» **STATED GOAL**
Return all of the data exactly, with nothing left out but the pictures.

[Data excerpts]
○ ○ ○ ○ ○ ○ ○
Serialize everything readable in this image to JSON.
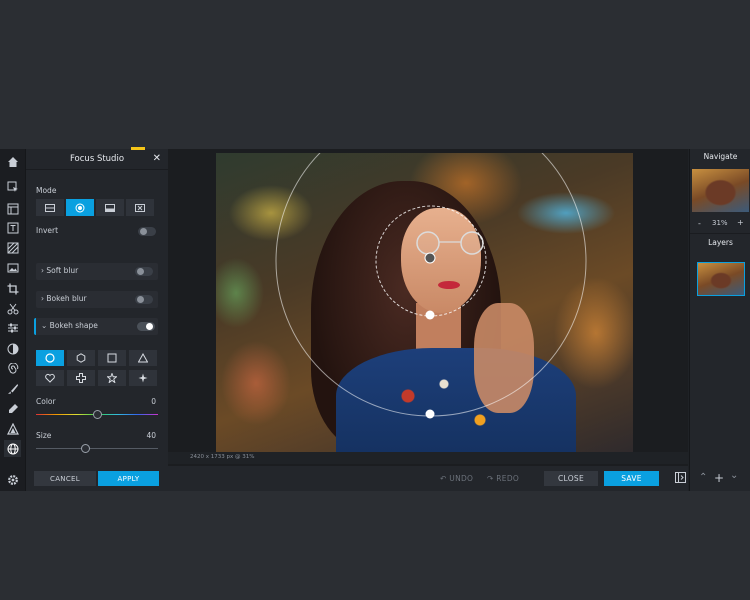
{
  "panel": {
    "title": "Focus Studio",
    "close_glyph": "✕",
    "mode_label": "Mode",
    "invert_label": "Invert",
    "soft_blur_label": "Soft blur",
    "bokeh_blur_label": "Bokeh blur",
    "bokeh_shape_label": "Bokeh shape",
    "color_label": "Color",
    "color_value": "0",
    "size_label": "Size",
    "size_value": "40",
    "cancel_label": "CANCEL",
    "apply_label": "APPLY",
    "toggles": {
      "invert": false,
      "soft_blur": false,
      "bokeh_blur": false,
      "bokeh_shape": true
    },
    "color_slider_fraction": 0.5,
    "size_slider_fraction": 0.4,
    "shapes": [
      "circle",
      "hexagon",
      "square",
      "triangle",
      "heart",
      "cross",
      "star",
      "sparkle"
    ],
    "selected_shape": "circle",
    "modes": [
      "linear-mode",
      "circle-mode",
      "bottom-mode",
      "none-mode"
    ],
    "selected_mode": "circle-mode"
  },
  "canvas": {
    "status_text": "2420 x 1733 px @ 31%"
  },
  "bottom_bar": {
    "undo_label": "UNDO",
    "redo_label": "REDO",
    "close_label": "CLOSE",
    "save_label": "SAVE"
  },
  "right_panel": {
    "navigate_label": "Navigate",
    "zoom_minus": "-",
    "zoom_value": "31%",
    "zoom_plus": "+",
    "layers_label": "Layers"
  },
  "colors": {
    "accent": "#0aa0e0",
    "highlight": "#f5c518",
    "panel": "#23262b",
    "background": "#2b2e33"
  },
  "rail_tools": [
    "home-icon",
    "arrange-icon",
    "layout-icon",
    "text-icon",
    "texture-icon",
    "image-icon",
    "crop-icon",
    "cutout-icon",
    "adjust-icon",
    "filter-icon",
    "swirl-icon",
    "brush-icon",
    "draw-icon",
    "shape-icon",
    "globe-icon",
    "settings-icon"
  ]
}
○ ○ ○ ○ ○ ○ ○
» **WRITTEN ANSWER**
Serialize everything readable in this image to JSON.
{
  "panel": {
    "title": "Focus Studio",
    "close_glyph": "✕",
    "mode_label": "Mode",
    "invert_label": "Invert",
    "soft_blur_label": "Soft blur",
    "bokeh_blur_label": "Bokeh blur",
    "bokeh_shape_label": "Bokeh shape",
    "color_label": "Color",
    "color_value": "0",
    "size_label": "Size",
    "size_value": "40",
    "cancel_label": "CANCEL",
    "apply_label": "APPLY",
    "toggles": {
      "invert": false,
      "soft_blur": false,
      "bokeh_blur": false,
      "bokeh_shape": true
    },
    "color_slider_fraction": 0.5,
    "size_slider_fraction": 0.4,
    "shapes": [
      "circle",
      "hexagon",
      "square",
      "triangle",
      "heart",
      "cross",
      "star",
      "sparkle"
    ],
    "selected_shape": "circle",
    "modes": [
      "linear-mode",
      "circle-mode",
      "bottom-mode",
      "none-mode"
    ],
    "selected_mode": "circle-mode"
  },
  "canvas": {
    "status_text": "2420 x 1733 px @ 31%"
  },
  "bottom_bar": {
    "undo_label": "UNDO",
    "redo_label": "REDO",
    "close_label": "CLOSE",
    "save_label": "SAVE"
  },
  "right_panel": {
    "navigate_label": "Navigate",
    "zoom_minus": "-",
    "zoom_value": "31%",
    "zoom_plus": "+",
    "layers_label": "Layers"
  },
  "colors": {
    "accent": "#0aa0e0",
    "highlight": "#f5c518",
    "panel": "#23262b",
    "background": "#2b2e33"
  },
  "rail_tools": [
    "home-icon",
    "arrange-icon",
    "layout-icon",
    "text-icon",
    "texture-icon",
    "image-icon",
    "crop-icon",
    "cutout-icon",
    "adjust-icon",
    "filter-icon",
    "swirl-icon",
    "brush-icon",
    "draw-icon",
    "shape-icon",
    "globe-icon",
    "settings-icon"
  ]
}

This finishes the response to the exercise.